§ **PROMPT**
For each line that holds "title", copy the line out.

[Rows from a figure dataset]
## start

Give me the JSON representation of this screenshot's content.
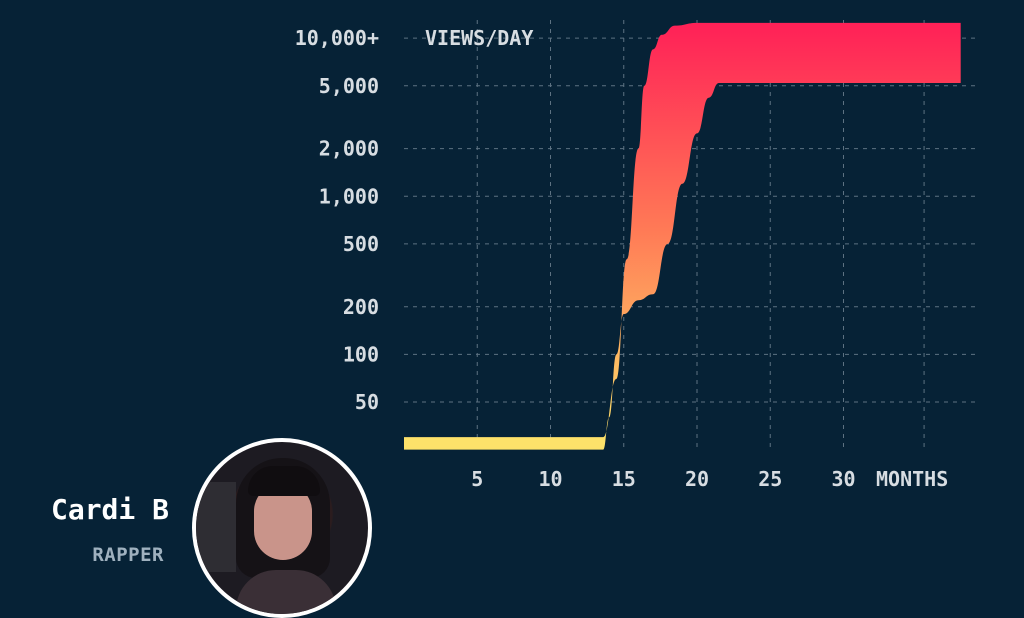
{
  "chart_data": {
    "type": "area",
    "title": "",
    "xlabel": "MONTHS",
    "ylabel": "VIEWS/DAY",
    "y_scale": "log",
    "x_range": [
      0,
      38
    ],
    "x_ticks": [
      5,
      10,
      15,
      20,
      25,
      30
    ],
    "x_tick_labels": [
      "5",
      "10",
      "15",
      "20",
      "25",
      "30"
    ],
    "y_ticks": [
      50,
      100,
      200,
      500,
      1000,
      2000,
      5000,
      10000
    ],
    "y_tick_labels": [
      "50",
      "100",
      "200",
      "500",
      "1,000",
      "2,000",
      "5,000",
      "10,000+"
    ],
    "grid": true,
    "color_low": "#fde26a",
    "color_high": "#ff1f57",
    "upper": [
      [
        0,
        30
      ],
      [
        13.6,
        30
      ],
      [
        14.5,
        70
      ],
      [
        15.2,
        400
      ],
      [
        16,
        2000
      ],
      [
        16.4,
        5000
      ],
      [
        17,
        8500
      ],
      [
        17.6,
        10500
      ],
      [
        18.5,
        12000
      ],
      [
        20,
        12500
      ],
      [
        38,
        12500
      ]
    ],
    "lower": [
      [
        0,
        25
      ],
      [
        13.6,
        25
      ],
      [
        14,
        40
      ],
      [
        14.5,
        100
      ],
      [
        15,
        180
      ],
      [
        16,
        220
      ],
      [
        17,
        240
      ],
      [
        18,
        500
      ],
      [
        19,
        1200
      ],
      [
        20,
        2500
      ],
      [
        20.8,
        4200
      ],
      [
        21.5,
        5200
      ],
      [
        38,
        5200
      ]
    ]
  },
  "person": {
    "name": "Cardi B",
    "role": "RAPPER"
  }
}
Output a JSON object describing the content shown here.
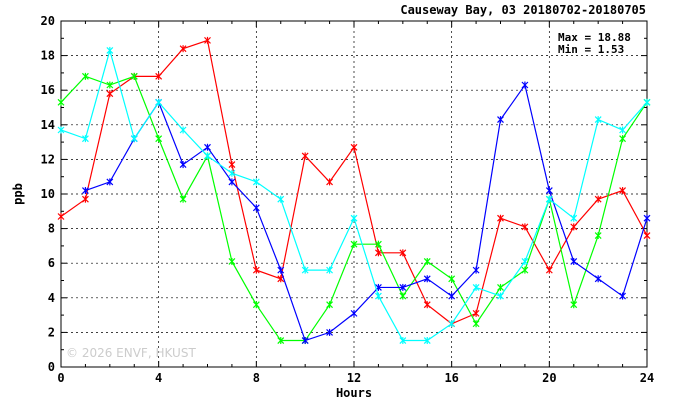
{
  "chart_data": {
    "type": "line",
    "title": "Causeway Bay, 03 20180702-20180705",
    "xlabel": "Hours",
    "ylabel": "ppb",
    "xlim": [
      0,
      24
    ],
    "ylim": [
      0,
      20
    ],
    "xticks": [
      0,
      4,
      8,
      12,
      16,
      20,
      24
    ],
    "yticks": [
      0,
      2,
      4,
      6,
      8,
      10,
      12,
      14,
      16,
      18,
      20
    ],
    "grid": true,
    "stats": {
      "max_text": "Max = 18.88",
      "min_text": "Min =  1.53"
    },
    "watermark": "© 2026  ENVF, HKUST",
    "x": [
      0,
      1,
      2,
      3,
      4,
      5,
      6,
      7,
      8,
      9,
      10,
      11,
      12,
      13,
      14,
      15,
      16,
      17,
      18,
      19,
      20,
      21,
      22,
      23,
      24
    ],
    "series": [
      {
        "color": "#ff0000",
        "values": [
          8.7,
          9.7,
          15.8,
          16.8,
          16.8,
          18.4,
          18.88,
          11.7,
          5.6,
          5.1,
          12.2,
          10.7,
          12.7,
          6.6,
          6.6,
          3.6,
          2.5,
          3.1,
          8.6,
          8.1,
          5.6,
          8.1,
          9.7,
          10.2,
          7.6
        ]
      },
      {
        "color": "#00ff00",
        "values": [
          15.3,
          16.8,
          16.3,
          16.8,
          13.2,
          9.7,
          12.2,
          6.1,
          3.6,
          1.53,
          1.53,
          3.6,
          7.1,
          7.1,
          4.1,
          6.1,
          5.1,
          2.5,
          4.6,
          5.6,
          9.7,
          3.6,
          7.6,
          13.2,
          15.3
        ]
      },
      {
        "color": "#0000ff",
        "values": [
          null,
          10.2,
          10.7,
          13.2,
          15.3,
          11.7,
          12.7,
          10.7,
          9.2,
          5.6,
          1.53,
          2.0,
          3.1,
          4.6,
          4.6,
          5.1,
          4.1,
          5.6,
          14.3,
          16.3,
          10.2,
          6.1,
          5.1,
          4.1,
          8.6
        ]
      },
      {
        "color": "#00ffff",
        "values": [
          13.7,
          13.2,
          18.3,
          13.2,
          15.3,
          13.7,
          12.2,
          11.2,
          10.7,
          9.7,
          5.6,
          5.6,
          8.6,
          4.1,
          1.53,
          1.53,
          2.5,
          4.6,
          4.1,
          6.1,
          9.7,
          8.6,
          14.3,
          13.7,
          15.3
        ]
      }
    ]
  }
}
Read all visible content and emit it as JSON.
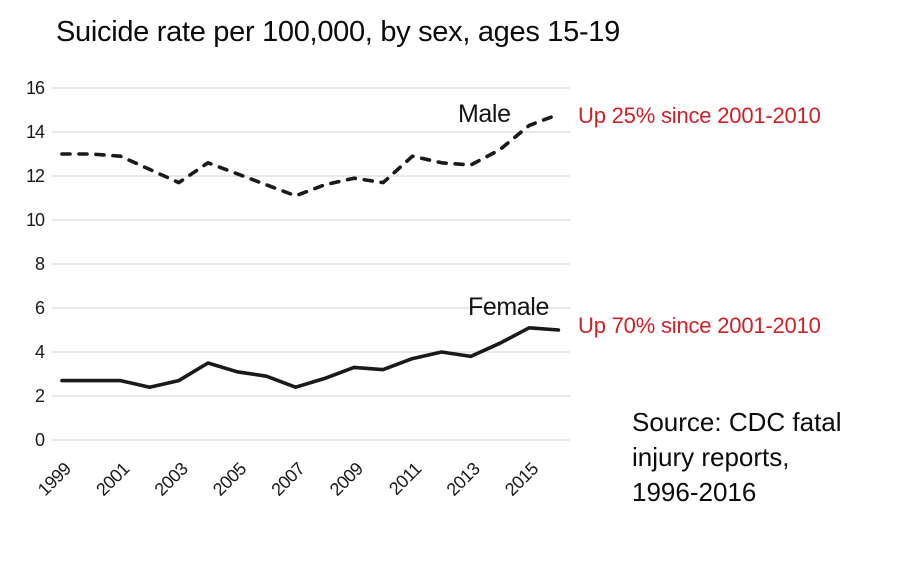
{
  "chart_data": {
    "type": "line",
    "title": "Suicide rate per 100,000, by sex, ages 15-19",
    "xlabel": "",
    "ylabel": "",
    "x": [
      1999,
      2000,
      2001,
      2002,
      2003,
      2004,
      2005,
      2006,
      2007,
      2008,
      2009,
      2010,
      2011,
      2012,
      2013,
      2014,
      2015,
      2016
    ],
    "x_tick_labels": [
      "1999",
      "2001",
      "2003",
      "2005",
      "2007",
      "2009",
      "2011",
      "2013",
      "2015"
    ],
    "y_ticks": [
      0,
      2,
      4,
      6,
      8,
      10,
      12,
      14,
      16
    ],
    "ylim": [
      0,
      16
    ],
    "grid": "horizontal",
    "legend_position": "inline-labels",
    "series": [
      {
        "name": "Male",
        "label": "Male",
        "line_style": "dashed",
        "color": "#1a1a1a",
        "values": [
          13.0,
          13.0,
          12.9,
          12.3,
          11.7,
          12.6,
          12.1,
          11.6,
          11.1,
          11.6,
          11.9,
          11.7,
          12.9,
          12.6,
          12.5,
          13.2,
          14.3,
          14.8
        ],
        "annotation": "Up 25% since 2001-2010"
      },
      {
        "name": "Female",
        "label": "Female",
        "line_style": "solid",
        "color": "#1a1a1a",
        "values": [
          2.7,
          2.7,
          2.7,
          2.4,
          2.7,
          3.5,
          3.1,
          2.9,
          2.4,
          2.8,
          3.3,
          3.2,
          3.7,
          4.0,
          3.8,
          4.4,
          5.1,
          5.0
        ],
        "annotation": "Up 70% since 2001-2010"
      }
    ],
    "annotation_color": "#cc2127",
    "gridline_color": "#d9d9d9",
    "tick_label_color": "#1a1a1a"
  },
  "source": {
    "lines": [
      "Source: CDC fatal",
      "injury reports,",
      "1996-2016"
    ]
  }
}
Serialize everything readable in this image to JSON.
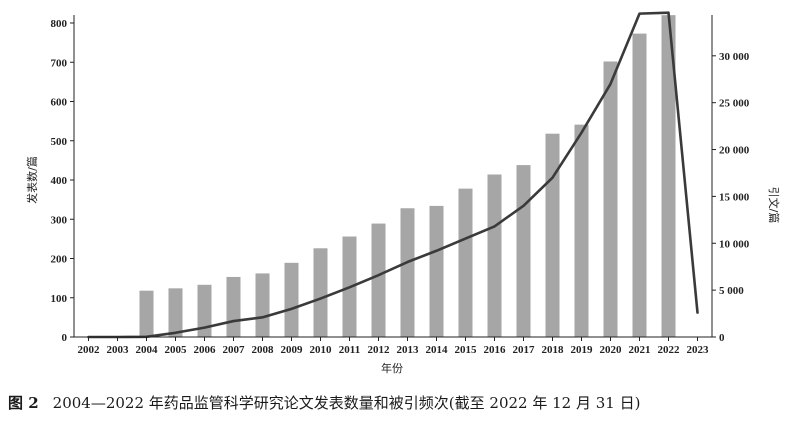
{
  "chart_data": {
    "type": "bar+line",
    "categories": [
      "2002",
      "2003",
      "2004",
      "2005",
      "2006",
      "2007",
      "2008",
      "2009",
      "2010",
      "2011",
      "2012",
      "2013",
      "2014",
      "2015",
      "2016",
      "2017",
      "2018",
      "2019",
      "2020",
      "2021",
      "2022",
      "2023"
    ],
    "series": [
      {
        "name": "发表数/篇",
        "type": "bar",
        "axis": "left",
        "color": "#a6a6a6",
        "values": [
          null,
          null,
          118,
          124,
          133,
          153,
          162,
          189,
          226,
          256,
          289,
          328,
          334,
          378,
          414,
          438,
          518,
          541,
          702,
          773,
          820,
          null
        ]
      },
      {
        "name": "引文/篇",
        "type": "line",
        "axis": "right",
        "color": "#3a3a3a",
        "values": [
          0,
          0,
          20,
          450,
          1000,
          1700,
          2100,
          3000,
          4100,
          5300,
          6600,
          8000,
          9200,
          10500,
          11800,
          14000,
          17000,
          21800,
          27000,
          34500,
          34600,
          2600
        ]
      }
    ],
    "xlabel": "年份",
    "ylabel_left": "发表数/篇",
    "ylabel_right": "引文/篇",
    "ylim_left": [
      0,
      800
    ],
    "ylim_right": [
      0,
      33500
    ],
    "yticks_left": [
      "0",
      "100",
      "200",
      "300",
      "400",
      "500",
      "600",
      "700",
      "800"
    ],
    "yticks_right": [
      {
        "label": "0",
        "value": 0
      },
      {
        "label": "5 000",
        "value": 5000
      },
      {
        "label": "10 000",
        "value": 10000
      },
      {
        "label": "15 000",
        "value": 15000
      },
      {
        "label": "20 000",
        "value": 20000
      },
      {
        "label": "25 000",
        "value": 25000
      },
      {
        "label": "30 000",
        "value": 30000
      }
    ]
  },
  "caption": {
    "figure_label": "图 2",
    "text": "2004—2022 年药品监管科学研究论文发表数量和被引频次(截至 2022 年 12 月 31 日)"
  }
}
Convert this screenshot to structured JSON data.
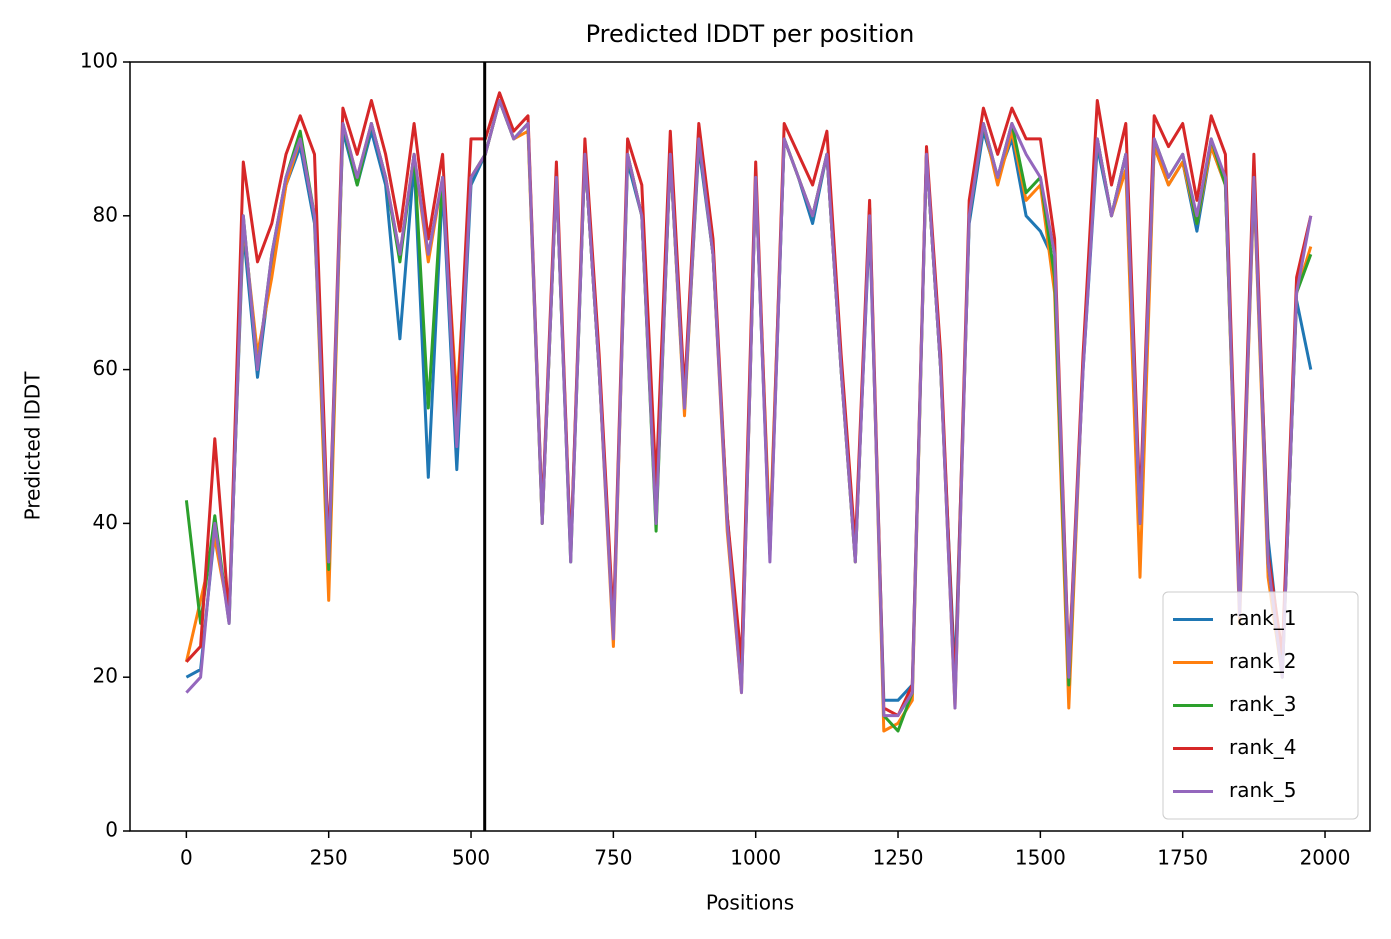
{
  "chart_data": {
    "type": "line",
    "title": "Predicted lDDT per position",
    "xlabel": "Positions",
    "ylabel": "Predicted lDDT",
    "xlim": [
      -99,
      2079
    ],
    "ylim": [
      0,
      100
    ],
    "xticks": [
      0,
      250,
      500,
      750,
      1000,
      1250,
      1500,
      1750,
      2000
    ],
    "yticks": [
      0,
      20,
      40,
      60,
      80,
      100
    ],
    "legend": "lower right",
    "grid": false,
    "vlines": [
      524
    ],
    "vline_color": "#000000",
    "x": [
      0,
      25,
      50,
      75,
      100,
      125,
      150,
      175,
      200,
      225,
      250,
      275,
      300,
      325,
      350,
      375,
      400,
      425,
      450,
      475,
      500,
      525,
      550,
      575,
      600,
      625,
      650,
      675,
      700,
      725,
      750,
      775,
      800,
      825,
      850,
      875,
      900,
      925,
      950,
      975,
      1000,
      1025,
      1050,
      1075,
      1100,
      1125,
      1150,
      1175,
      1200,
      1225,
      1250,
      1275,
      1300,
      1325,
      1350,
      1375,
      1400,
      1425,
      1450,
      1475,
      1500,
      1525,
      1550,
      1575,
      1600,
      1625,
      1650,
      1675,
      1700,
      1725,
      1750,
      1775,
      1800,
      1825,
      1850,
      1875,
      1900,
      1925,
      1950,
      1975
    ],
    "series": [
      {
        "name": "rank_1",
        "color": "#1f77b4",
        "values": [
          20,
          21,
          39,
          28,
          78,
          59,
          74,
          84,
          89,
          79,
          36,
          91,
          84,
          91,
          84,
          64,
          87,
          46,
          84,
          47,
          84,
          88,
          95,
          90,
          92,
          41,
          85,
          36,
          88,
          60,
          26,
          87,
          80,
          41,
          88,
          55,
          89,
          75,
          41,
          19,
          85,
          36,
          90,
          85,
          79,
          88,
          60,
          36,
          79,
          17,
          17,
          19,
          88,
          60,
          20,
          79,
          91,
          85,
          90,
          80,
          78,
          74,
          21,
          60,
          89,
          80,
          88,
          41,
          89,
          84,
          87,
          78,
          89,
          84,
          29,
          84,
          38,
          21,
          69,
          60
        ]
      },
      {
        "name": "rank_2",
        "color": "#ff7f0e",
        "values": [
          22,
          30,
          38,
          28,
          79,
          62,
          72,
          84,
          90,
          80,
          30,
          92,
          85,
          92,
          85,
          75,
          88,
          74,
          85,
          56,
          85,
          88,
          95,
          90,
          91,
          40,
          85,
          36,
          88,
          60,
          24,
          88,
          80,
          40,
          88,
          54,
          90,
          75,
          39,
          18,
          85,
          38,
          90,
          85,
          80,
          88,
          60,
          35,
          81,
          13,
          14,
          17,
          88,
          60,
          16,
          80,
          92,
          84,
          91,
          82,
          84,
          70,
          16,
          61,
          90,
          80,
          86,
          33,
          89,
          84,
          87,
          79,
          89,
          84,
          27,
          84,
          33,
          20,
          70,
          76
        ]
      },
      {
        "name": "rank_3",
        "color": "#2ca02c",
        "values": [
          43,
          27,
          41,
          27,
          80,
          60,
          75,
          85,
          91,
          80,
          34,
          92,
          84,
          92,
          85,
          74,
          88,
          55,
          85,
          51,
          85,
          88,
          95,
          90,
          92,
          40,
          85,
          35,
          88,
          60,
          26,
          88,
          80,
          39,
          88,
          55,
          90,
          75,
          41,
          19,
          85,
          36,
          90,
          85,
          80,
          88,
          60,
          35,
          81,
          15,
          13,
          18,
          88,
          60,
          17,
          80,
          92,
          85,
          92,
          83,
          85,
          72,
          19,
          61,
          90,
          80,
          88,
          40,
          90,
          85,
          88,
          79,
          90,
          84,
          29,
          85,
          35,
          20,
          70,
          75
        ]
      },
      {
        "name": "rank_4",
        "color": "#d62728",
        "values": [
          22,
          24,
          51,
          28,
          87,
          74,
          79,
          88,
          93,
          88,
          36,
          94,
          88,
          95,
          88,
          78,
          92,
          77,
          88,
          53,
          90,
          90,
          96,
          91,
          93,
          41,
          87,
          36,
          90,
          62,
          27,
          90,
          84,
          45,
          91,
          57,
          92,
          77,
          41,
          22,
          87,
          36,
          92,
          88,
          84,
          91,
          62,
          37,
          82,
          16,
          15,
          19,
          89,
          62,
          18,
          82,
          94,
          88,
          94,
          90,
          90,
          77,
          21,
          62,
          95,
          84,
          92,
          42,
          93,
          89,
          92,
          82,
          93,
          88,
          30,
          88,
          36,
          23,
          72,
          80
        ]
      },
      {
        "name": "rank_5",
        "color": "#9467bd",
        "values": [
          18,
          20,
          40,
          27,
          80,
          60,
          75,
          85,
          90,
          80,
          35,
          92,
          85,
          92,
          85,
          75,
          88,
          75,
          85,
          50,
          85,
          88,
          95,
          90,
          92,
          40,
          85,
          35,
          88,
          60,
          25,
          88,
          80,
          40,
          88,
          55,
          90,
          75,
          40,
          18,
          85,
          35,
          90,
          85,
          80,
          88,
          60,
          35,
          80,
          15,
          15,
          18,
          88,
          60,
          16,
          80,
          92,
          85,
          92,
          88,
          85,
          75,
          20,
          60,
          90,
          80,
          88,
          40,
          90,
          85,
          88,
          80,
          90,
          85,
          28,
          85,
          35,
          20,
          70,
          80
        ]
      }
    ]
  }
}
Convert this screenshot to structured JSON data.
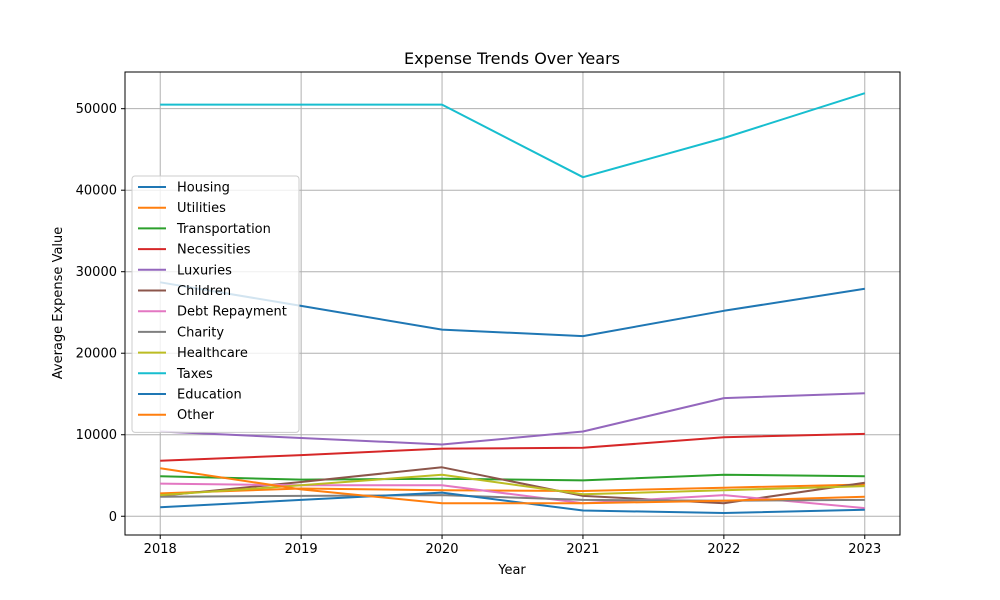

## end

§ **TASK ANSWER**
    "title": "",
    "title": "Causeway Bay, 03 20180702-20180705",
    "title": "Suicide rate per 100,000, by sex, ages 15-19",
    "title": "Predicted lDDT per position",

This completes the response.